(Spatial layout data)
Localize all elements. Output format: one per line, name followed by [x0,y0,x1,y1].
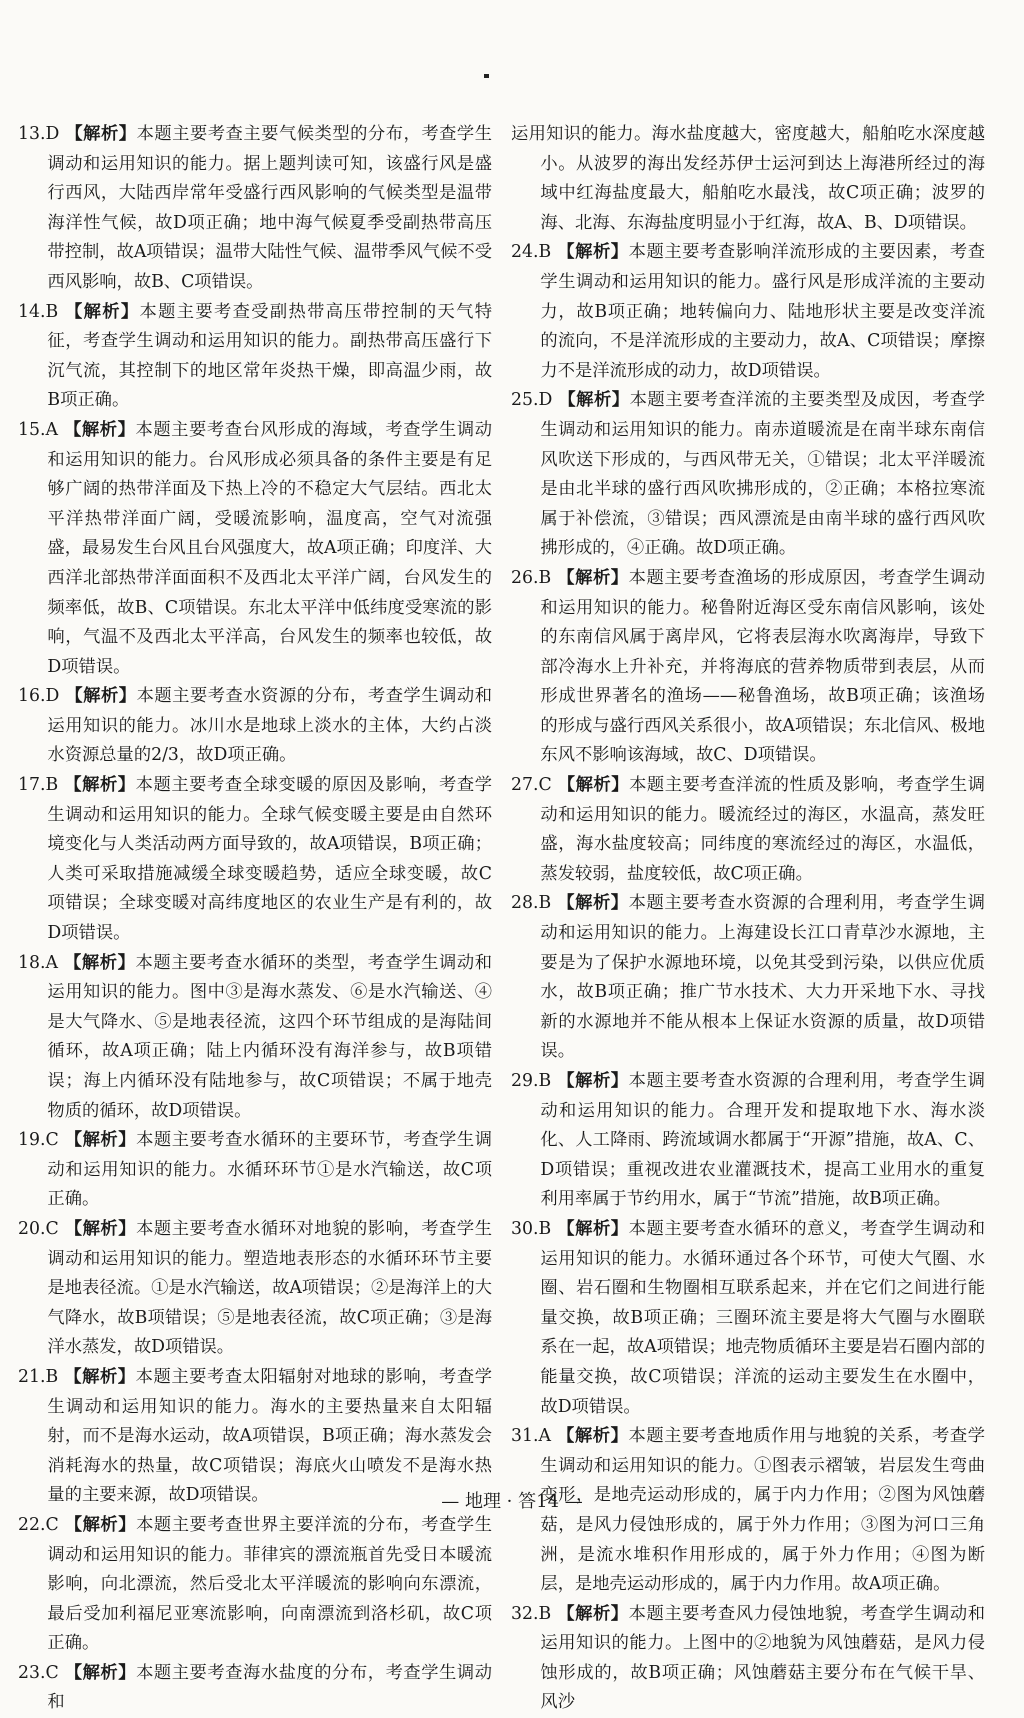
answer-item: 20.C 【解析】本题主要考查水循环对地貌的影响，考查学生调动和运用知识的能力。塑造地表形态的水循环环节主要是地表径流。①是水汽输送，故A项错误；②是海洋上的大气降水，故B项错误；⑤是地表径流，故C项正确；③是海洋水蒸发，故D项错误。 [18,1218,492,1358]
answer-item: 31.A 【解析】本题主要考查地质作用与地貌的关系，考查学生调动和运用知识的能力。①图表示褶皱，岩层发生弯曲变形，是地壳运动形成的，属于内力作用；②图为风蚀蘑菇，是风力侵蚀形成的，属于外力作用；③图为河口三角洲，是流水堆积作用形成的，属于外力作用；④图为断层，是地壳运动形成的，属于内力作用。故A项正确。 [511,1426,985,1595]
answer-item: 22.C 【解析】本题主要考查世界主要洋流的分布，考查学生调动和运用知识的能力。菲律宾的漂流瓶首先受日本暖流影响，向北漂流，然后受北太平洋暖流的影响向东漂流，最后受加利福尼亚寒流影响，向南漂流到洛杉矶，故C项正确。 [18,1514,492,1654]
answer-item: 21.B 【解析】本题主要考查太阳辐射对地球的影响，考查学生调动和运用知识的能力。海水的主要热量来自太阳辐射，而不是海水运动，故A项错误，B项正确；海水蒸发会消耗海水的热量，故C项错误；海底火山喷发不是海水热量的主要来源，故D项错误。 [18,1366,492,1506]
answer-item: 32.B 【解析】本题主要考查风力侵蚀地貌，考查学生调动和运用知识的能力。上图中的②地貌为风蚀蘑菇，是风力侵蚀形成的，故B项正确；风蚀蘑菇主要分布在气候干旱、风沙 [511,1603,985,1713]
answer-item: 27.C 【解析】本题主要考查洋流的性质及影响，考查学生调动和运用知识的能力。暖流经过的海区，水温高，蒸发旺盛，海水盐度较高；同纬度的寒流经过的海区，水温低，蒸发较弱，盐度较低，故C项正确。 [511,775,985,884]
answer-item: 17.B 【解析】本题主要考查全球变暖的原因及影响，考查学生调动和运用知识的能力。全球气候变暖主要是由自然环境变化与人类活动两方面导致的，故A项错误，B项正确；人类可采取措施减缓全球变暖趋势，适应全球变暖，故C项错误；全球变暖对高纬度地区的农业生产是有利的，故D项错误。 [18,775,492,944]
answer-item: 24.B 【解析】本题主要考查影响洋流形成的主要因素，考查学生调动和运用知识的能力。盛行风是形成洋流的主要动力，故B项正确；地转偏向力、陆地形状主要是改变洋流的流向，不是洋流形成的主要动力，故A、C项错误；摩擦力不是洋流形成的动力，故D项错误。 [511,242,985,381]
top-dot [484,74,489,78]
answer-item: 13.D 【解析】本题主要考查主要气候类型的分布，考查学生调动和运用知识的能力。据上题判读可知，该盛行风是盛行西风，大陆西岸常年受盛行西风影响的气候类型是温带海洋性气候，故D项正确；地中海气候夏季受副热带高压带控制，故A项错误；温带大陆性气候、温带季风气候不受西风影响，故B、C项错误。 [18,124,492,292]
answer-item: 25.D 【解析】本题主要考查洋流的主要类型及成因，考查学生调动和运用知识的能力。南赤道暖流是在南半球东南信风吹送下形成的，与西风带无关，①错误；北太平洋暖流是由北半球的盛行西风吹拂形成的，②正确；本格拉寒流属于补偿流，③错误；西风漂流是由南半球的盛行西风吹拂形成的，④正确。故D项正确。 [511,390,985,559]
answer-item: 23.C 【解析】本题主要考查海水盐度的分布，考查学生调动和 [18,1662,492,1713]
answer-item-continued: 运用知识的能力。海水盐度越大，密度越大，船舶吃水深度越小。从波罗的海出发经苏伊士运河到达上海港所经过的海域中红海盐度最大，船舶吃水最浅，故C项正确；波罗的海、北海、东海盐度明显小于红海，故A、B、D项错误。 [511,124,985,233]
answer-item: 30.B 【解析】本题主要考查水循环的意义，考查学生调动和运用知识的能力。水循环通过各个环节，可使大气圈、水圈、岩石圈和生物圈相互联系起来，并在它们之间进行能量交换，故B项正确；三圈环流主要是将大气圈与水圈联系在一起，故A项错误；地壳物质循环主要是岩石圈内部的能量交换，故C项错误；洋流的运动主要发生在水圈中，故D项错误。 [511,1218,985,1417]
answer-item: 14.B 【解析】本题主要考查受副热带高压带控制的天气特征，考查学生调动和运用知识的能力。副热带高压盛行下沉气流，其控制下的地区常年炎热干燥，即高温少雨，故B项正确。 [18,301,492,411]
answer-item: 29.B 【解析】本题主要考查水资源的合理利用，考查学生调动和运用知识的能力。合理开发和提取地下水、海水淡化、人工降雨、跨流域调水都属于“开源”措施，故A、C、D项错误；重视改进农业灌溉技术，提高工业用水的重复利用率属于节约用水，属于“节流”措施，故B项正确。 [511,1071,985,1210]
left-column [18,120,492,1718]
page-footer: — 地理 · 答14 — [441,1491,583,1512]
answer-item: 28.B 【解析】本题主要考查水资源的合理利用，考查学生调动和运用知识的能力。上海建设长江口青草沙水源地，主要是为了保护水源地环境，以免其受到污染，以供应优质水，故B项正确；推广节水技术、大力开采地下水、寻找新的水源地并不能从根本上保证水资源的质量，故D项错误。 [511,893,985,1062]
answer-item: 18.A 【解析】本题主要考查水循环的类型，考查学生调动和运用知识的能力。图中③是海水蒸发、⑥是水汽输送、④是大气降水、⑤是地表径流，这四个环节组成的是海陆间循环，故A项正确；陆上内循环没有海洋参与，故B项错误；海上内循环没有陆地参与，故C项错误；不属于地壳物质的循环，故D项错误。 [18,952,492,1121]
answer-item: 16.D 【解析】本题主要考查水资源的分布，考查学生调动和运用知识的能力。冰川水是地球上淡水的主体，大约占淡水资源总量的2/3，故D项正确。 [18,686,492,766]
answer-item: 15.A 【解析】本题主要考查台风形成的海域，考查学生调动和运用知识的能力。台风形成必须具备的条件主要是有足够广阔的热带洋面及下热上冷的不稳定大气层结。西北太平洋热带洋面广阔，受暖流影响，温度高，空气对流强盛，最易发生台风且台风强度大，故A项正确；印度洋、大西洋北部热带洋面面积不及西北太平洋广阔，台风发生的频率低，故B、C项错误。东北太平洋中低纬度受寒流的影响，气温不及西北太平洋高，台风发生的频率也较低，故D项错误。 [18,419,492,677]
answer-item: 19.C 【解析】本题主要考查水循环的主要环节，考查学生调动和运用知识的能力。水循环环节①是水汽输送，故C项正确。 [18,1130,492,1210]
answer-item: 26.B 【解析】本题主要考查渔场的形成原因，考查学生调动和运用知识的能力。秘鲁附近海区受东南信风影响，该处的东南信风属于离岸风，它将表层海水吹离海岸，导致下部冷海水上升补充，并将海底的营养物质带到表层，从而形成世界著名的渔场——秘鲁渔场，故B项正确；该渔场的形成与盛行西风关系很小，故A项错误；东北信风、极地东风不影响该海域，故C、D项错误。 [511,567,985,766]
right-column [511,120,985,1718]
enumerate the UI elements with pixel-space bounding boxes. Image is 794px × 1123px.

Stated goal:
How many lines of the records contain the string "是风力侵蚀形成的"? Reply with the number alone.

Result of the task:
2